** START OF Provided records **
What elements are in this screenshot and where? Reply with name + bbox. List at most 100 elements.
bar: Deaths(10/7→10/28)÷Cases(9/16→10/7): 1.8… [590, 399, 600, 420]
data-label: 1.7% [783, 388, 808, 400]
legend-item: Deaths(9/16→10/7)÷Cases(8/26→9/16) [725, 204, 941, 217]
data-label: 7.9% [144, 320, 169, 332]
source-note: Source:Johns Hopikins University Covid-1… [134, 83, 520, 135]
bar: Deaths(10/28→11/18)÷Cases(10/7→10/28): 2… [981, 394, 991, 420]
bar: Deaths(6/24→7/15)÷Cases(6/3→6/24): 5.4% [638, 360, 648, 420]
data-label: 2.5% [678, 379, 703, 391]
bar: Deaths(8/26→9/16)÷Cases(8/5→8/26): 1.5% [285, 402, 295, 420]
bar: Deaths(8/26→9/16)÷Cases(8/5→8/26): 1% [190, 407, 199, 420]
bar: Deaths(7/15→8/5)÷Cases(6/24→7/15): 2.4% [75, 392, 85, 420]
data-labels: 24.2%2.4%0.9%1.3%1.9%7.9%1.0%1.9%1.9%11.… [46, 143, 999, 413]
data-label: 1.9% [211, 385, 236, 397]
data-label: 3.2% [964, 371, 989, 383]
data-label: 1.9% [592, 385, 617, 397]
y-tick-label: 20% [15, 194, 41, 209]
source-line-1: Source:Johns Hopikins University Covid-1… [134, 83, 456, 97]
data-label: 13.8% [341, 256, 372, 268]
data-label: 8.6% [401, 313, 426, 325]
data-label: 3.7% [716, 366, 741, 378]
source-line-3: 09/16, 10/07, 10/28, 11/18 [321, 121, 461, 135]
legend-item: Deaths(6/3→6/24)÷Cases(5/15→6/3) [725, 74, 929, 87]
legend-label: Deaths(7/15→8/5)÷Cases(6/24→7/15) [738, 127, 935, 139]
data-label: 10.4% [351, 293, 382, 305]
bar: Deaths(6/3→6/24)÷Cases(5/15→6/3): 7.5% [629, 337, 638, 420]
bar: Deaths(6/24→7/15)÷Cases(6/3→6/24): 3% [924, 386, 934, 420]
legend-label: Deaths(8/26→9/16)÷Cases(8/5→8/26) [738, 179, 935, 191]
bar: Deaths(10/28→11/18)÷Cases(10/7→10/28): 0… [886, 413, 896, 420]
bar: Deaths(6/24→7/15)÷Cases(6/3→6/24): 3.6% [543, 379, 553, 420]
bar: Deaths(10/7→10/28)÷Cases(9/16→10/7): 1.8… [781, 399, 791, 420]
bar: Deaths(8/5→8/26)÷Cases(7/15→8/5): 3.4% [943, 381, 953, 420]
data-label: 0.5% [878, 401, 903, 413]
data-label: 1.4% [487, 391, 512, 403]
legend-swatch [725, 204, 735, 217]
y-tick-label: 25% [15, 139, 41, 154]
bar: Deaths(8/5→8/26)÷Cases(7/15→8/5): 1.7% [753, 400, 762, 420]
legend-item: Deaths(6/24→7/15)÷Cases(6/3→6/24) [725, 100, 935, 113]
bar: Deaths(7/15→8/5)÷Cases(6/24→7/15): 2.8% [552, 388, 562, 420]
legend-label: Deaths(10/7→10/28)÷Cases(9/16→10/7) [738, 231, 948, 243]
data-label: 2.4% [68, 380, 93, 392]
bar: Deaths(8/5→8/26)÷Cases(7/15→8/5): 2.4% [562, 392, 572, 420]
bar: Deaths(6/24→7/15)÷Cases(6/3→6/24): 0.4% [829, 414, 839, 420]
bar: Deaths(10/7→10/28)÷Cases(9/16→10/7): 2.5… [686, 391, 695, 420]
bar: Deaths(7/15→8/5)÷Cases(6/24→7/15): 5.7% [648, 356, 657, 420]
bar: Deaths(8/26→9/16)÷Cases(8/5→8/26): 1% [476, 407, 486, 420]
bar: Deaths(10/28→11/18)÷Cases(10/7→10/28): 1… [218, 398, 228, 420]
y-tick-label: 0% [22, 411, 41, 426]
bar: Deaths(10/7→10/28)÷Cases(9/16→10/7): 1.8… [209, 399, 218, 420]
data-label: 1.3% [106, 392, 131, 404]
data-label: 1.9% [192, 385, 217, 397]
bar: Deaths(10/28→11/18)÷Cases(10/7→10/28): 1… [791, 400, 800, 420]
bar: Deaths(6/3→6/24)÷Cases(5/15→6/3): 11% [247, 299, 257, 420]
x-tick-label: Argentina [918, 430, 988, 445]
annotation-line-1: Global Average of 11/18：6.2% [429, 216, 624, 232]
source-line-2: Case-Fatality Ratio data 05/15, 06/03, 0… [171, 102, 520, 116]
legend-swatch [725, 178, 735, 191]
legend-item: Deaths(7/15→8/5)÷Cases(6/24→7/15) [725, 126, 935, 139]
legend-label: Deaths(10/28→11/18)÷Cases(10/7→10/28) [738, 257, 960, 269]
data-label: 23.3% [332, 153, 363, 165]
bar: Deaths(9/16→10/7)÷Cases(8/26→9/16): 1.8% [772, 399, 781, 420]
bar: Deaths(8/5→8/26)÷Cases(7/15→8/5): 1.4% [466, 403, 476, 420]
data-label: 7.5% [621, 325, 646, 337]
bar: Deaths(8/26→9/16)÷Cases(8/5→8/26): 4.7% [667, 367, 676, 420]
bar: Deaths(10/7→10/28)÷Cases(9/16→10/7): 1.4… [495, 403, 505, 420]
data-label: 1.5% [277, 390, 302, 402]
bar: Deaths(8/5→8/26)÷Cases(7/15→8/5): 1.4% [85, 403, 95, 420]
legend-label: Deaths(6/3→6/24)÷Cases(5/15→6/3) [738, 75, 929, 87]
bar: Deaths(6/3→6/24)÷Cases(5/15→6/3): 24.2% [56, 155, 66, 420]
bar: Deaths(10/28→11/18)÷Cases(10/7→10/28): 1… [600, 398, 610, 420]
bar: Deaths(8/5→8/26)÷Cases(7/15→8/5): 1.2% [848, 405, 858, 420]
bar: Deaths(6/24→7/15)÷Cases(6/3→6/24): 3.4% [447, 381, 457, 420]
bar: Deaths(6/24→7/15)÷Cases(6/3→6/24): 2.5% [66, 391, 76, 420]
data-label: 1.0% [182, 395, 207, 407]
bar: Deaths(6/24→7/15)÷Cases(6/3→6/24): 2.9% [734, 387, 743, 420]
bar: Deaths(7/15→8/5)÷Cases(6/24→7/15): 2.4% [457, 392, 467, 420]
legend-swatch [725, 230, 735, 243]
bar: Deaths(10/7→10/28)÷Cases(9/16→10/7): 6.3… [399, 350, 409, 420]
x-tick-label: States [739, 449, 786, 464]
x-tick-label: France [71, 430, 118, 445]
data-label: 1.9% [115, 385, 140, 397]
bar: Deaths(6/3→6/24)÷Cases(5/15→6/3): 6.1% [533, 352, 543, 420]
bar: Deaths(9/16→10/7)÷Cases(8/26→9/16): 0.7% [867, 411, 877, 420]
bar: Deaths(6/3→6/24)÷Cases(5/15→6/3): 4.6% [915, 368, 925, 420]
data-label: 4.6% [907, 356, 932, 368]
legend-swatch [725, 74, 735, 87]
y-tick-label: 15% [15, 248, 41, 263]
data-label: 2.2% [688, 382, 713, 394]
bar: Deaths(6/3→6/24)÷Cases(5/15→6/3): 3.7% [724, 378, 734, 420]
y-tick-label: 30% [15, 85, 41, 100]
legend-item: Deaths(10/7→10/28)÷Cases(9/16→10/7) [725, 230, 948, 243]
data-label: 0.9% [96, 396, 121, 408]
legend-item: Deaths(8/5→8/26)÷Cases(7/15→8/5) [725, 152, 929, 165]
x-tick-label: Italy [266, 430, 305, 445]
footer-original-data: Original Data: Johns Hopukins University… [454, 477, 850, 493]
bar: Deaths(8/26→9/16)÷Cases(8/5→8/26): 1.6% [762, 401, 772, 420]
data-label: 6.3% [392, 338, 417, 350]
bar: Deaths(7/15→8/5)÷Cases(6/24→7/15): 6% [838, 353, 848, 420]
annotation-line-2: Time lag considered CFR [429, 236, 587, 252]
** END OF Provided records **
__Requirements__.
Reproduce the lines word for word, beginning with the first line and stopping after the line that contains "143, 999, 413]".

__The completed task__.
What elements are in this screenshot and where? Reply with name + bbox. List at most 100 elements.
bar: Deaths(10/7→10/28)÷Cases(9/16→10/7): 1.8… [590, 399, 600, 420]
data-label: 1.7% [783, 388, 808, 400]
legend-item: Deaths(9/16→10/7)÷Cases(8/26→9/16) [725, 204, 941, 217]
data-label: 7.9% [144, 320, 169, 332]
source-note: Source:Johns Hopikins University Covid-1… [134, 83, 520, 135]
bar: Deaths(10/28→11/18)÷Cases(10/7→10/28): 2… [981, 394, 991, 420]
bar: Deaths(6/24→7/15)÷Cases(6/3→6/24): 5.4% [638, 360, 648, 420]
data-label: 2.5% [678, 379, 703, 391]
bar: Deaths(8/26→9/16)÷Cases(8/5→8/26): 1.5% [285, 402, 295, 420]
bar: Deaths(8/26→9/16)÷Cases(8/5→8/26): 1% [190, 407, 199, 420]
bar: Deaths(7/15→8/5)÷Cases(6/24→7/15): 2.4% [75, 392, 85, 420]
data-labels: 24.2%2.4%0.9%1.3%1.9%7.9%1.0%1.9%1.9%11.… [46, 143, 999, 413]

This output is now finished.